Stated exercise
Do not copy the pictures; transcribe all other material exactly.

Data excerpts
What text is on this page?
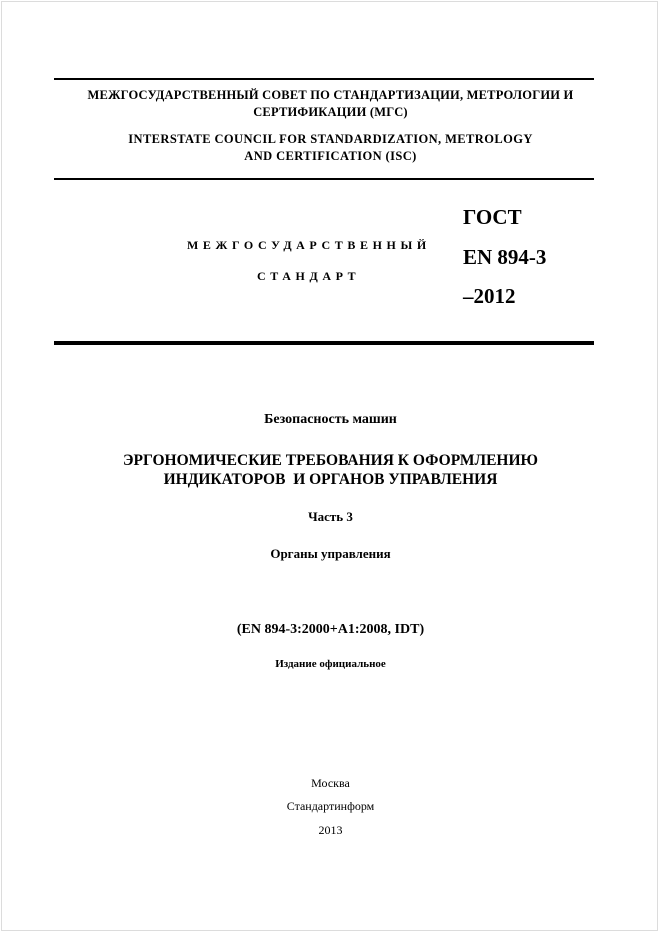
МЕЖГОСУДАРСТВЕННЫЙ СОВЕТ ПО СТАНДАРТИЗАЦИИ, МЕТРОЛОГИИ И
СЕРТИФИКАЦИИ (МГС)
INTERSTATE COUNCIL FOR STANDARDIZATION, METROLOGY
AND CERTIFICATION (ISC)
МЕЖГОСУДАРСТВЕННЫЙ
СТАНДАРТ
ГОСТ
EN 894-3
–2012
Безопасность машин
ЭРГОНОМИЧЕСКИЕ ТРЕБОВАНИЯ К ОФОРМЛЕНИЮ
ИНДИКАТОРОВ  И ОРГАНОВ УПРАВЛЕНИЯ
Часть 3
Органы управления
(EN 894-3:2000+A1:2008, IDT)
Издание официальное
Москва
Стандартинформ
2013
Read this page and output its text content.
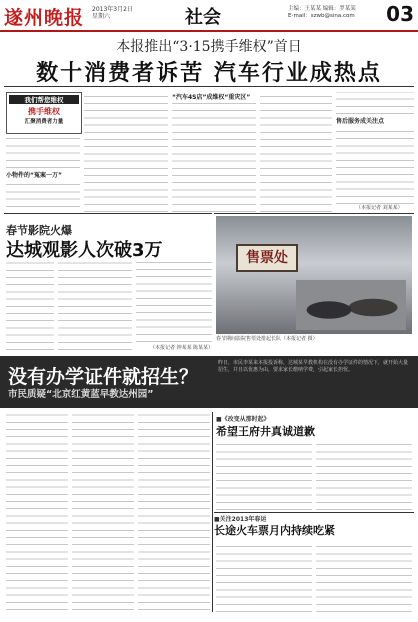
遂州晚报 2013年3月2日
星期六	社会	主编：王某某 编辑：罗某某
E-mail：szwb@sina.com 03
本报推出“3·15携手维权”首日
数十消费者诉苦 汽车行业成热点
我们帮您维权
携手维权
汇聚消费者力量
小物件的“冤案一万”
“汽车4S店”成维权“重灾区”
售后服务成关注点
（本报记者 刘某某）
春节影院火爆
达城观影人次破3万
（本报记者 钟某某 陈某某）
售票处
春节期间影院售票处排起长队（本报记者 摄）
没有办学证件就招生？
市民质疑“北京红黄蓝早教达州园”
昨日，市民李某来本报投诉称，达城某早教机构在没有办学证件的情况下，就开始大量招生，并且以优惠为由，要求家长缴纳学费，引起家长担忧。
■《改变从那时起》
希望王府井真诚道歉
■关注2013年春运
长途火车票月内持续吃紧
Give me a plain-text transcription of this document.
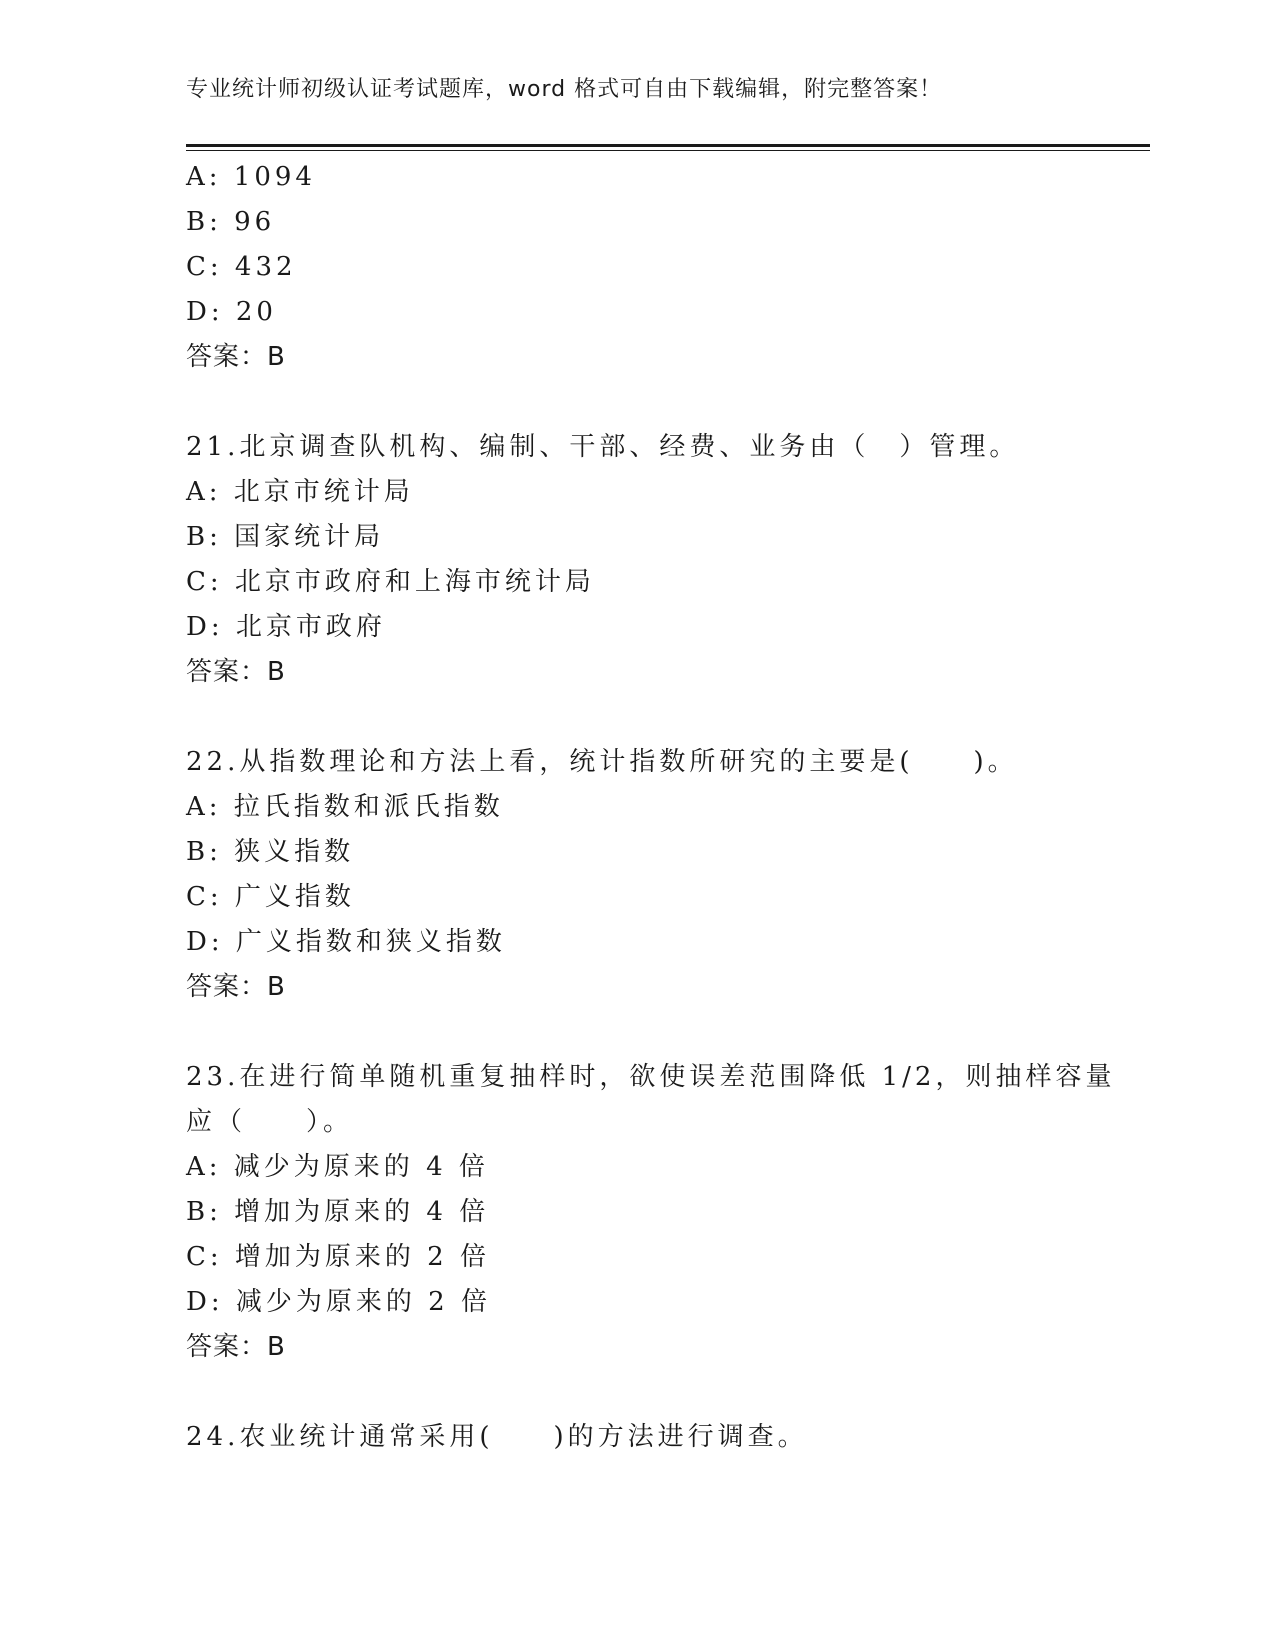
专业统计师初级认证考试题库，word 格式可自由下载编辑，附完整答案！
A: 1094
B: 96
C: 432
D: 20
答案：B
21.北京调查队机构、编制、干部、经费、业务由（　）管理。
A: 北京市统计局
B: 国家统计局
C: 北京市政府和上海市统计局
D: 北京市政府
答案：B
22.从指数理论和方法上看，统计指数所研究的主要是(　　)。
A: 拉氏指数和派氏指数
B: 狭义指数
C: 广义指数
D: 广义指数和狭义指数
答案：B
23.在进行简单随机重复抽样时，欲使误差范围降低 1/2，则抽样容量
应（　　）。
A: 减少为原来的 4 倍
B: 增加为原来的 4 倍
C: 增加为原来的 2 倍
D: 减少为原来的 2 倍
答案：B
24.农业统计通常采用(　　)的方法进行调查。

The reply
What text is on this page?
МЕЖГОСУДАРСТВЕННЫЙ СОВЕТ ПО СТАНДАРТИЗАЦИИ, МЕТРОЛОГИИ И
СЕРТИФИКАЦИИ (МГС)
INTERSTATE COUNCIL FOR STANDARDIZATION, METROLOGY
AND CERTIFICATION (ISC)
МЕЖГОСУДАРСТВЕННЫЙ
СТАНДАРТ
ГОСТ
EN 894-3
–2012
Безопасность машин
ЭРГОНОМИЧЕСКИЕ ТРЕБОВАНИЯ К ОФОРМЛЕНИЮ
ИНДИКАТОРОВ  И ОРГАНОВ УПРАВЛЕНИЯ
Часть 3
Органы управления
(EN 894-3:2000+A1:2008, IDT)
Издание официальное
Москва
Стандартинформ
2013
Read this page and output its text content.
遂州晚报 2013年3月2日
星期六	社会	主编：王某某 编辑：罗某某
E-mail：szwb@sina.com 03
本报推出“3·15携手维权”首日
数十消费者诉苦 汽车行业成热点
我们帮您维权
携手维权
汇聚消费者力量
小物件的“冤案一万”
“汽车4S店”成维权“重灾区”
售后服务成关注点
（本报记者 刘某某）
春节影院火爆
达城观影人次破3万
（本报记者 钟某某 陈某某）
售票处
春节期间影院售票处排起长队（本报记者 摄）
没有办学证件就招生？
市民质疑“北京红黄蓝早教达州园”
昨日，市民李某来本报投诉称，达城某早教机构在没有办学证件的情况下，就开始大量招生，并且以优惠为由，要求家长缴纳学费，引起家长担忧。
■《改变从那时起》
希望王府井真诚道歉
■关注2013年春运
长途火车票月内持续吃紧
Give me a plain-text transcription of this document.
专业统计师初级认证考试题库，word 格式可自由下载编辑，附完整答案！
A: 1094
B: 96
C: 432
D: 20
答案：B
21.北京调查队机构、编制、干部、经费、业务由（　）管理。
A: 北京市统计局
B: 国家统计局
C: 北京市政府和上海市统计局
D: 北京市政府
答案：B
22.从指数理论和方法上看，统计指数所研究的主要是(　　)。
A: 拉氏指数和派氏指数
B: 狭义指数
C: 广义指数
D: 广义指数和狭义指数
答案：B
23.在进行简单随机重复抽样时，欲使误差范围降低 1/2，则抽样容量
应（　　）。
A: 减少为原来的 4 倍
B: 增加为原来的 4 倍
C: 增加为原来的 2 倍
D: 减少为原来的 2 倍
答案：B
24.农业统计通常采用(　　)的方法进行调查。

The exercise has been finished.